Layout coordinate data
━━━

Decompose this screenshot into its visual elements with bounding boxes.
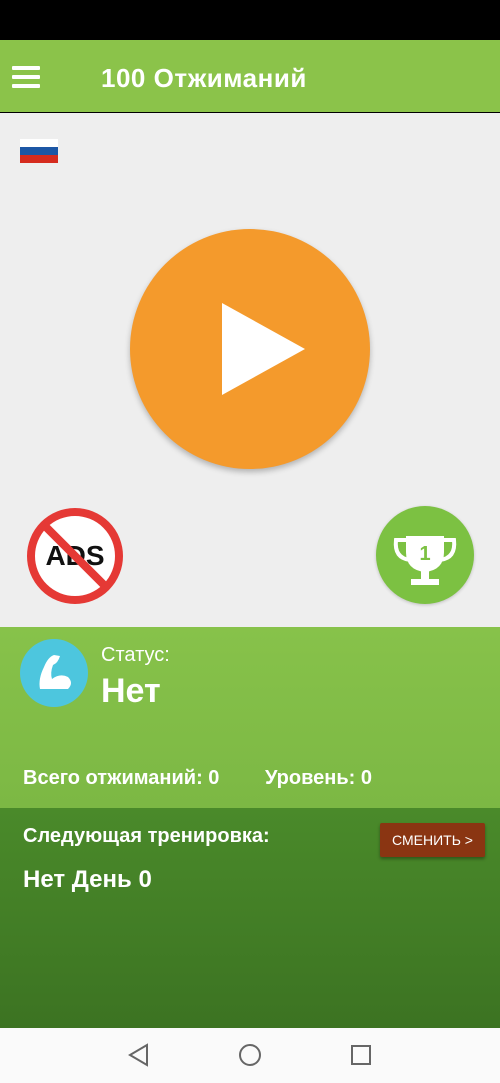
total-pushups: Всего отжиманий: 0 (23, 767, 220, 789)
next-workout-label: Следующая тренировка: (23, 825, 270, 847)
menu-icon[interactable] (12, 66, 40, 88)
muscle-arm-icon (39, 655, 71, 689)
main-area: ADS 1 (0, 113, 500, 627)
back-icon[interactable] (126, 1042, 152, 1068)
level: Уровень: 0 (265, 767, 372, 789)
status-label: Статус: (101, 644, 170, 666)
avatar (20, 639, 88, 707)
next-workout-value: Нет День 0 (23, 866, 152, 893)
recents-icon[interactable] (348, 1042, 374, 1068)
app-bar: 100 Отжиманий (0, 40, 500, 112)
no-ads-icon: ADS (27, 508, 123, 604)
system-navigation-bar (0, 1028, 500, 1083)
status-panel: Статус: Нет Всего отжиманий: 0 Уровень: … (0, 627, 500, 808)
system-status-bar (0, 0, 500, 40)
trophy-icon: 1 (393, 536, 457, 585)
language-flag-icon[interactable] (20, 139, 58, 163)
status-value: Нет (101, 672, 161, 710)
achievements-button[interactable]: 1 (376, 506, 474, 604)
start-workout-button[interactable] (130, 229, 370, 469)
next-workout-panel: Следующая тренировка: Нет День 0 СМЕНИТЬ… (0, 808, 500, 1028)
remove-ads-button[interactable]: ADS (26, 507, 124, 605)
play-icon (222, 303, 305, 395)
home-icon[interactable] (237, 1042, 263, 1068)
trophy-badge-text: 1 (419, 543, 430, 565)
app-title: 100 Отжиманий (101, 63, 307, 93)
change-program-button[interactable]: СМЕНИТЬ > (380, 823, 485, 857)
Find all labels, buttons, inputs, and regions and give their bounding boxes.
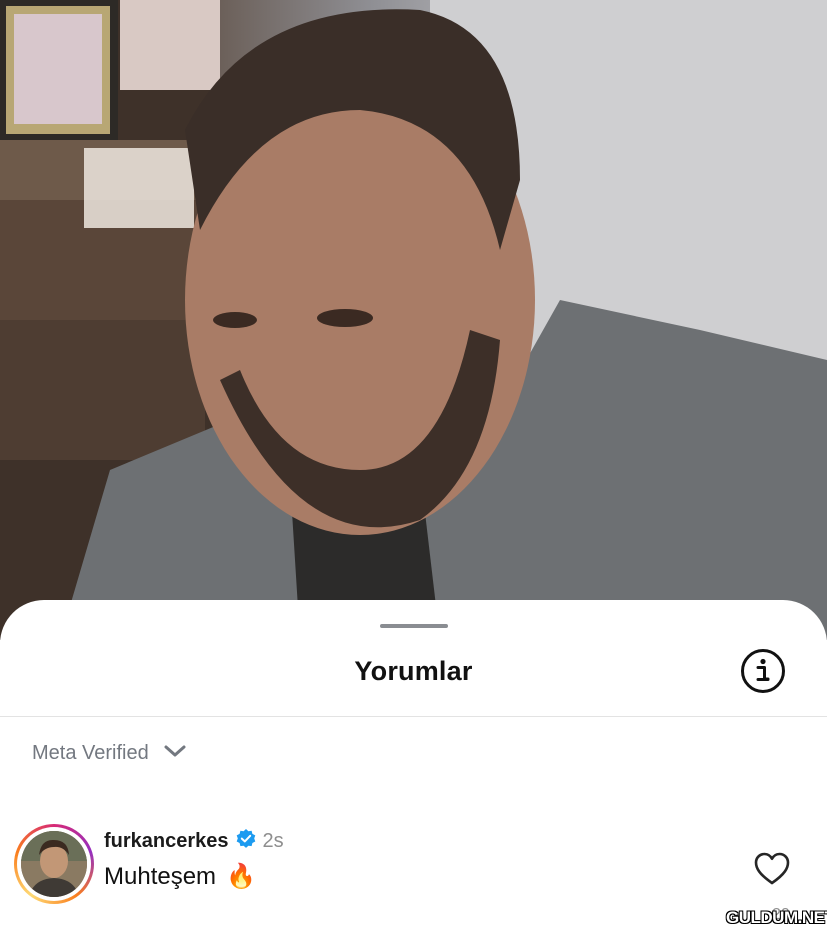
sheet-grabber[interactable]: [380, 624, 448, 628]
fire-emoji-icon: 🔥: [226, 863, 256, 890]
comment-body: Muhteşem: [104, 862, 217, 890]
comments-sheet: Yorumlar Meta Verified furkancerkes 2s M…: [0, 600, 827, 929]
header-divider: [0, 716, 827, 717]
comment-item: furkancerkes 2s Muhteşem 🔥 20: [14, 824, 814, 923]
avatar[interactable]: [14, 824, 94, 904]
avatar-image: [21, 831, 87, 897]
filter-label: Meta Verified: [32, 742, 149, 764]
comment-text: Muhteşem 🔥: [104, 862, 256, 891]
site-watermark: GULDUM.NET: [726, 908, 827, 927]
comment-filter-dropdown[interactable]: Meta Verified: [32, 742, 187, 765]
chevron-down-icon: [163, 743, 187, 764]
info-icon[interactable]: [740, 648, 786, 694]
heart-outline-icon[interactable]: [754, 852, 790, 886]
verified-badge-icon: [235, 828, 257, 855]
sheet-title: Yorumlar: [354, 656, 473, 686]
comment-username[interactable]: furkancerkes: [104, 830, 229, 853]
comment-time: 2s: [262, 830, 284, 852]
video-scene: [0, 0, 827, 640]
video-frame: [0, 0, 827, 640]
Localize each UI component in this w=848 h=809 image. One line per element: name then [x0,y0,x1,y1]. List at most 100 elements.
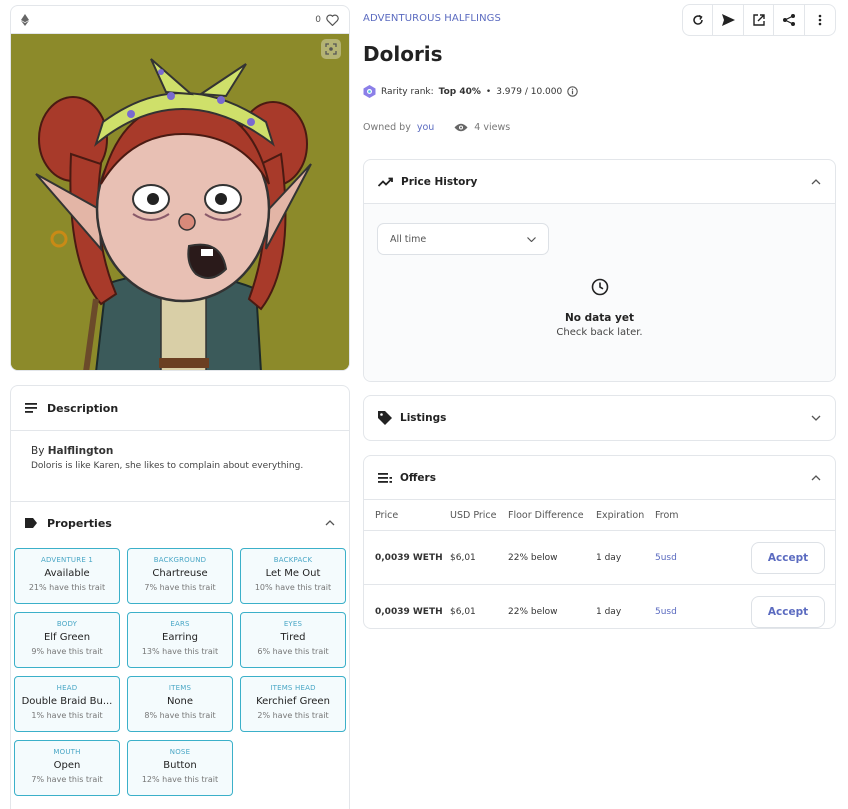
transfer-button[interactable] [713,5,744,35]
trait-value: Open [53,760,81,771]
trait-type: ITEMS [168,684,192,692]
creator-prefix: By [31,445,45,457]
offer-expiration: 1 day [596,552,622,563]
offer-from-link[interactable]: 5usd [655,607,715,617]
description-card: Description By Halflington Doloris is li… [10,385,350,809]
rarity-separator: • [485,86,492,97]
nft-image[interactable] [11,34,349,370]
trait-card[interactable]: EYES Tired 6% have this trait [240,612,346,668]
collection-link[interactable]: ADVENTUROUS HALFLINGS [363,13,501,24]
trait-card[interactable]: BODY Elf Green 9% have this trait [14,612,120,668]
column-header: Expiration [596,509,645,521]
trait-value: None [166,696,194,707]
listings-heading: Listings [400,411,447,424]
properties-header[interactable]: Properties [11,502,349,544]
tag-icon [25,518,37,528]
rarity-score: 3.979 / 10.000 [496,86,563,97]
external-link-button[interactable] [744,5,775,35]
offer-floor-diff: 22% below [508,606,558,617]
description-header[interactable]: Description [11,386,349,430]
offers-table: Price USD Price Floor Difference Expirat… [364,499,835,638]
table-row: 0,0039 WETH $6,01 22% below 1 day 5usd A… [364,530,835,584]
offers-card: Offers Price USD Price Floor Difference … [363,455,836,629]
trait-card[interactable]: ADVENTURE 1 Available 21% have this trait [14,548,120,604]
trait-rarity: 21% have this trait [28,583,106,592]
more-button[interactable] [805,5,835,35]
rarity-badge-icon [363,85,376,98]
trait-card[interactable]: MOUTH Open 7% have this trait [14,740,120,796]
properties-heading: Properties [47,516,112,530]
offers-header[interactable]: Offers [364,456,835,499]
price-history-header[interactable]: Price History [364,160,835,203]
trait-rarity: 10% have this trait [254,583,332,592]
trait-type: ITEMS HEAD [270,684,316,692]
accept-offer-button[interactable]: Accept [751,596,825,628]
column-header: From [655,509,679,521]
like-count: 0 [315,14,321,25]
chevron-down-icon[interactable] [811,415,821,421]
trait-card[interactable]: HEAD Double Braid Bu... 1% have this trait [14,676,120,732]
more-vertical-icon [818,14,822,26]
action-toolbar [682,4,836,36]
trait-rarity: 7% have this trait [31,775,103,784]
empty-state: No data yet Check back later. [364,278,835,338]
nft-media-card: 0 [10,5,350,371]
trend-icon [378,177,393,187]
description-heading: Description [47,401,119,415]
ethereum-icon [21,13,29,26]
send-icon [721,14,735,26]
trait-card[interactable]: BACKGROUND Chartreuse 7% have this trait [127,548,233,604]
offer-usd: $6,01 [450,606,476,617]
rarity-rank-value: Top 40% [438,86,481,97]
refresh-button[interactable] [683,5,714,35]
offer-usd: $6,01 [450,552,476,563]
trait-card[interactable]: NOSE Button 12% have this trait [127,740,233,796]
offers-heading: Offers [400,471,436,484]
trait-value: Kerchief Green [256,696,330,707]
media-header: 0 [11,6,349,34]
offer-price: 0,0039 WETH [375,552,443,563]
heart-icon[interactable] [326,14,339,26]
listings-header[interactable]: Listings [364,396,835,439]
trait-card[interactable]: BACKPACK Let Me Out 10% have this trait [240,548,346,604]
creator-name[interactable]: Halflington [48,445,114,457]
chevron-up-icon[interactable] [325,520,335,526]
offer-from-link[interactable]: 5usd [655,553,715,563]
nft-title: Doloris [363,42,443,66]
trait-card[interactable]: ITEMS HEAD Kerchief Green 2% have this tra… [240,676,346,732]
time-range-select[interactable]: All time [377,223,549,255]
description-text: Doloris is like Karen, she likes to comp… [31,461,304,471]
owner-link[interactable]: you [417,122,434,133]
trait-card[interactable]: EARS Earring 13% have this trait [127,612,233,668]
chevron-up-icon[interactable] [811,474,821,481]
trait-value: Let Me Out [265,568,321,579]
trait-value: Earring [162,632,198,643]
chevron-up-icon[interactable] [811,178,821,185]
external-link-icon [752,14,765,26]
info-icon[interactable] [567,86,578,97]
price-history-body: All time No data yet Check back later. [364,203,835,381]
trait-type: MOUTH [53,748,81,756]
owner-line: Owned by you 4 views [363,122,510,133]
refresh-icon [692,14,703,25]
description-body: By Halflington Doloris is like Karen, sh… [11,430,349,502]
trait-type: ADVENTURE 1 [40,556,94,564]
trait-value: Elf Green [43,632,91,643]
offer-floor-diff: 22% below [508,552,558,563]
eye-icon [454,123,468,132]
share-button[interactable] [774,5,805,35]
trait-rarity: 8% have this trait [144,711,216,720]
creator-line: By Halflington [31,445,329,457]
price-history-card: Price History All time No data yet Check… [363,159,836,382]
listings-card[interactable]: Listings [363,395,836,441]
trait-type: EYES [283,620,303,628]
like-counter[interactable]: 0 [315,14,339,26]
accept-offer-button[interactable]: Accept [751,542,825,574]
trait-value: Chartreuse [152,568,208,579]
trait-value: Available [44,568,90,579]
offer-expiration: 1 day [596,606,622,617]
clock-icon [591,278,609,296]
trait-card[interactable]: ITEMS None 8% have this trait [127,676,233,732]
expand-icon[interactable] [321,39,341,59]
trait-rarity: 7% have this trait [144,583,216,592]
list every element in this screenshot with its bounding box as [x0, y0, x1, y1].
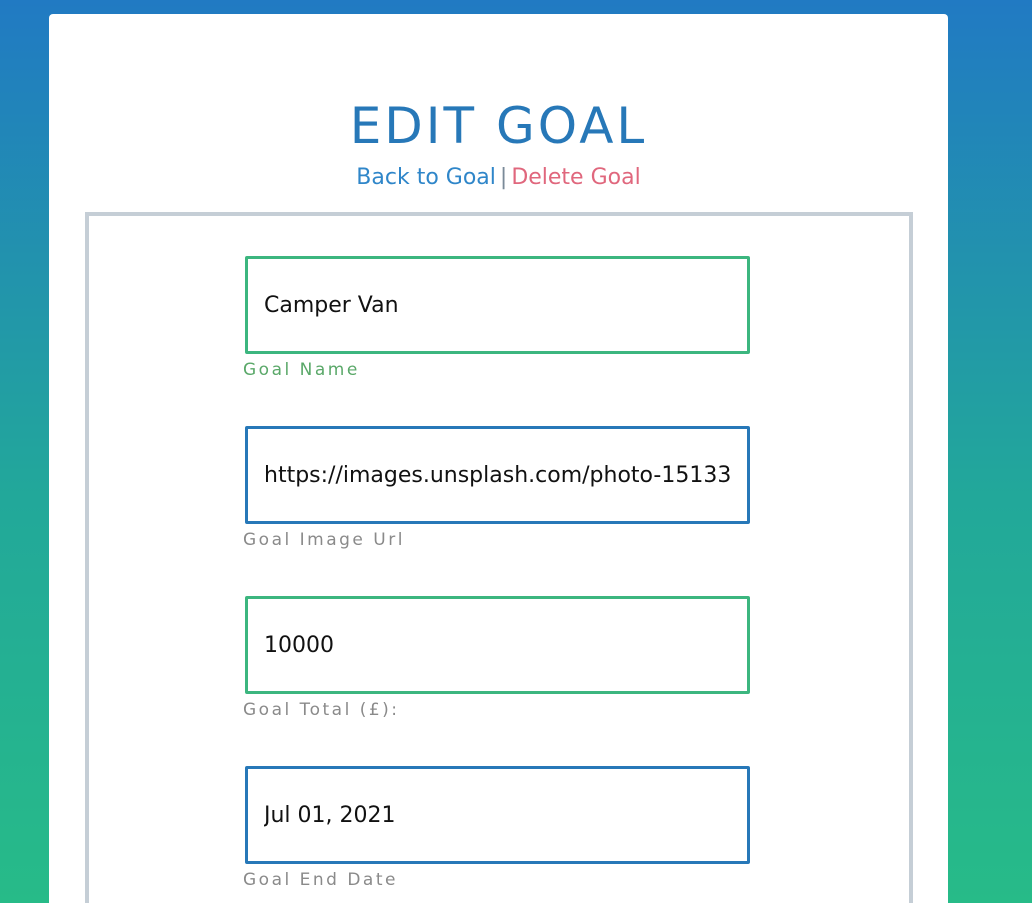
link-separator: | [499, 165, 508, 190]
back-to-goal-link[interactable]: Back to Goal [356, 165, 496, 190]
goal-end-date-input[interactable] [245, 766, 750, 864]
goal-end-date-label: Goal End Date [243, 870, 398, 890]
edit-goal-card: EDIT GOAL Back to Goal|Delete Goal Goal … [49, 14, 948, 903]
goal-end-date-field: Goal End Date [243, 766, 750, 890]
edit-goal-form: Goal Name Goal Image Url Goal Total (£):… [85, 212, 913, 903]
goal-name-input[interactable] [245, 256, 750, 354]
goal-total-label: Goal Total (£): [243, 700, 400, 720]
goal-total-input[interactable] [245, 596, 750, 694]
goal-total-field: Goal Total (£): [243, 596, 750, 720]
goal-image-url-label: Goal Image Url [243, 530, 405, 550]
goal-actions: Back to Goal | Delete Goal [49, 164, 948, 192]
delete-goal-link[interactable]: Delete Goal [511, 165, 640, 190]
goal-name-label: Goal Name [243, 360, 360, 380]
page-title: EDIT GOAL [349, 97, 648, 155]
goal-image-url-input[interactable] [245, 426, 750, 524]
goal-name-field: Goal Name [243, 256, 750, 380]
goal-image-url-field: Goal Image Url [243, 426, 750, 550]
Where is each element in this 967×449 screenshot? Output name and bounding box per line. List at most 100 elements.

━━━

SET EXERCISE:
Show every line of the rows above that contains the word "video".

CORRECT RESPONSE:
video-scene: [0, 0, 827, 640]
video-frame: [0, 0, 827, 640]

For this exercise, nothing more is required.